REQUEST:
Would you quote the material below in full and unchanged?

[Collected data]
══════

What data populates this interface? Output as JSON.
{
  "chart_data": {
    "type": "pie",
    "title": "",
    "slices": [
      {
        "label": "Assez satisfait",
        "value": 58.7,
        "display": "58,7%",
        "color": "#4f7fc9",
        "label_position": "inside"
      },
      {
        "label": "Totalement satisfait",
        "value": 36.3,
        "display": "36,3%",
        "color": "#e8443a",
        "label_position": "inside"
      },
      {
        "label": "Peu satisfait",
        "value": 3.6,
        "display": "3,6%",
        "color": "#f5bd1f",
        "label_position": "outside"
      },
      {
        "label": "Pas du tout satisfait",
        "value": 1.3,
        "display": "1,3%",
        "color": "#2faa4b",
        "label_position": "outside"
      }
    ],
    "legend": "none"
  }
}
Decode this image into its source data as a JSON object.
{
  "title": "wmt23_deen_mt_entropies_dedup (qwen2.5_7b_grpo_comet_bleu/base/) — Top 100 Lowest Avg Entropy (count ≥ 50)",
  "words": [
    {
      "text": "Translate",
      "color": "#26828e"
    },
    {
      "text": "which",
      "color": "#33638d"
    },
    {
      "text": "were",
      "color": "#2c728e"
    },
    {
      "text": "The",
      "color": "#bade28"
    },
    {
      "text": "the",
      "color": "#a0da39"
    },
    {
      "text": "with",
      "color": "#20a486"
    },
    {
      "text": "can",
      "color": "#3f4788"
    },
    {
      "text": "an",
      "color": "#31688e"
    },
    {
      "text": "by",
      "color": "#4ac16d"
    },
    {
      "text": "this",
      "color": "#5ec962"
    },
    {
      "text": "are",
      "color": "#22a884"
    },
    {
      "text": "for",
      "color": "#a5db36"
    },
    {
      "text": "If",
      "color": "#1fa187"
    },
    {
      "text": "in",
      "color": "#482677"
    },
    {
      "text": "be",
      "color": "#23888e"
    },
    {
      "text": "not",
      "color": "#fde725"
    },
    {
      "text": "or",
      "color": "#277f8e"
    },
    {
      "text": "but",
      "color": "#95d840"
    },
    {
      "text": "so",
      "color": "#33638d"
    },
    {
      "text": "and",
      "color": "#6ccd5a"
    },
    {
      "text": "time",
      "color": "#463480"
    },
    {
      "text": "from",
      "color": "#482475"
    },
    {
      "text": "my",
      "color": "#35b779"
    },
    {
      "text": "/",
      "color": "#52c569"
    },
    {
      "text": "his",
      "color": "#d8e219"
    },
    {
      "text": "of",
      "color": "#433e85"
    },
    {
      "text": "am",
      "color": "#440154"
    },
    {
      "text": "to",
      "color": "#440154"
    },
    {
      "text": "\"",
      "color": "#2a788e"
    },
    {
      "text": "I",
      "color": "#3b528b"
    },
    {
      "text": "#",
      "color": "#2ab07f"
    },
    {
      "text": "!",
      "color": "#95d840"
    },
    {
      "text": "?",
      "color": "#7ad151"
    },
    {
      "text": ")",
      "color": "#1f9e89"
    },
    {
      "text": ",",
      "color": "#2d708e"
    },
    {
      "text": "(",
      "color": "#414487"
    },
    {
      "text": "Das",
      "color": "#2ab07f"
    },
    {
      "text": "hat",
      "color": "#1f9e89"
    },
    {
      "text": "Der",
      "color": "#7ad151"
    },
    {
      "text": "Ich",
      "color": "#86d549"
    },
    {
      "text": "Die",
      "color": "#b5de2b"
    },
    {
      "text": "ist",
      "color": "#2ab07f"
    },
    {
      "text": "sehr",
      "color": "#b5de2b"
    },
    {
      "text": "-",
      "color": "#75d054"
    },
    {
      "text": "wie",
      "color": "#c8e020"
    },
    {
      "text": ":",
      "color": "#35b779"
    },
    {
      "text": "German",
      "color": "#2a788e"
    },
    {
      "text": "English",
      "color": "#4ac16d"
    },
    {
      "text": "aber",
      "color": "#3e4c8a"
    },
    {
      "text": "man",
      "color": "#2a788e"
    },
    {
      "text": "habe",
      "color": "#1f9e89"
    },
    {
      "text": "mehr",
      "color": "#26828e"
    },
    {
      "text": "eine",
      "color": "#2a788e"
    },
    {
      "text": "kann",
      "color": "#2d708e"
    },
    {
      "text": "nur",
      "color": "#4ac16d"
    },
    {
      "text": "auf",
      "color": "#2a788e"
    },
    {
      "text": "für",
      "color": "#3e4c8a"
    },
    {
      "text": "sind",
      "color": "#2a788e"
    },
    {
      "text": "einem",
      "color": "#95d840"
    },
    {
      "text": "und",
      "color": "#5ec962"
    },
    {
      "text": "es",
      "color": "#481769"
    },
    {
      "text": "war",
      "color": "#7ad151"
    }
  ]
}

══════

EXERCISE RESPONSE:
What data populates this interface? Output as JSON.
{
  "chart_data": {
    "type": "pie",
    "title": "",
    "slices": [
      {
        "label": "Assez satisfait",
        "value": 58.7,
        "display": "58,7%",
        "color": "#4f7fc9",
        "label_position": "inside"
      },
      {
        "label": "Totalement satisfait",
        "value": 36.3,
        "display": "36,3%",
        "color": "#e8443a",
        "label_position": "inside"
      },
      {
        "label": "Peu satisfait",
        "value": 3.6,
        "display": "3,6%",
        "color": "#f5bd1f",
        "label_position": "outside"
      },
      {
        "label": "Pas du tout satisfait",
        "value": 1.3,
        "display": "1,3%",
        "color": "#2faa4b",
        "label_position": "outside"
      }
    ],
    "legend": "none"
  }
}
Decode this image into its source data as a JSON object.
{
  "title": "wmt23_deen_mt_entropies_dedup (qwen2.5_7b_grpo_comet_bleu/base/) — Top 100 Lowest Avg Entropy (count ≥ 50)",
  "words": [
    {
      "text": "Translate",
      "color": "#26828e"
    },
    {
      "text": "which",
      "color": "#33638d"
    },
    {
      "text": "were",
      "color": "#2c728e"
    },
    {
      "text": "The",
      "color": "#bade28"
    },
    {
      "text": "the",
      "color": "#a0da39"
    },
    {
      "text": "with",
      "color": "#20a486"
    },
    {
      "text": "can",
      "color": "#3f4788"
    },
    {
      "text": "an",
      "color": "#31688e"
    },
    {
      "text": "by",
      "color": "#4ac16d"
    },
    {
      "text": "this",
      "color": "#5ec962"
    },
    {
      "text": "are",
      "color": "#22a884"
    },
    {
      "text": "for",
      "color": "#a5db36"
    },
    {
      "text": "If",
      "color": "#1fa187"
    },
    {
      "text": "in",
      "color": "#482677"
    },
    {
      "text": "be",
      "color": "#23888e"
    },
    {
      "text": "not",
      "color": "#fde725"
    },
    {
      "text": "or",
      "color": "#277f8e"
    },
    {
      "text": "but",
      "color": "#95d840"
    },
    {
      "text": "so",
      "color": "#33638d"
    },
    {
      "text": "and",
      "color": "#6ccd5a"
    },
    {
      "text": "time",
      "color": "#463480"
    },
    {
      "text": "from",
      "color": "#482475"
    },
    {
      "text": "my",
      "color": "#35b779"
    },
    {
      "text": "/",
      "color": "#52c569"
    },
    {
      "text": "his",
      "color": "#d8e219"
    },
    {
      "text": "of",
      "color": "#433e85"
    },
    {
      "text": "am",
      "color": "#440154"
    },
    {
      "text": "to",
      "color": "#440154"
    },
    {
      "text": "\"",
      "color": "#2a788e"
    },
    {
      "text": "I",
      "color": "#3b528b"
    },
    {
      "text": "#",
      "color": "#2ab07f"
    },
    {
      "text": "!",
      "color": "#95d840"
    },
    {
      "text": "?",
      "color": "#7ad151"
    },
    {
      "text": ")",
      "color": "#1f9e89"
    },
    {
      "text": ",",
      "color": "#2d708e"
    },
    {
      "text": "(",
      "color": "#414487"
    },
    {
      "text": "Das",
      "color": "#2ab07f"
    },
    {
      "text": "hat",
      "color": "#1f9e89"
    },
    {
      "text": "Der",
      "color": "#7ad151"
    },
    {
      "text": "Ich",
      "color": "#86d549"
    },
    {
      "text": "Die",
      "color": "#b5de2b"
    },
    {
      "text": "ist",
      "color": "#2ab07f"
    },
    {
      "text": "sehr",
      "color": "#b5de2b"
    },
    {
      "text": "-",
      "color": "#75d054"
    },
    {
      "text": "wie",
      "color": "#c8e020"
    },
    {
      "text": ":",
      "color": "#35b779"
    },
    {
      "text": "German",
      "color": "#2a788e"
    },
    {
      "text": "English",
      "color": "#4ac16d"
    },
    {
      "text": "aber",
      "color": "#3e4c8a"
    },
    {
      "text": "man",
      "color": "#2a788e"
    },
    {
      "text": "habe",
      "color": "#1f9e89"
    },
    {
      "text": "mehr",
      "color": "#26828e"
    },
    {
      "text": "eine",
      "color": "#2a788e"
    },
    {
      "text": "kann",
      "color": "#2d708e"
    },
    {
      "text": "nur",
      "color": "#4ac16d"
    },
    {
      "text": "auf",
      "color": "#2a788e"
    },
    {
      "text": "für",
      "color": "#3e4c8a"
    },
    {
      "text": "sind",
      "color": "#2a788e"
    },
    {
      "text": "einem",
      "color": "#95d840"
    },
    {
      "text": "und",
      "color": "#5ec962"
    },
    {
      "text": "es",
      "color": "#481769"
    },
    {
      "text": "war",
      "color": "#7ad151"
    }
  ]
}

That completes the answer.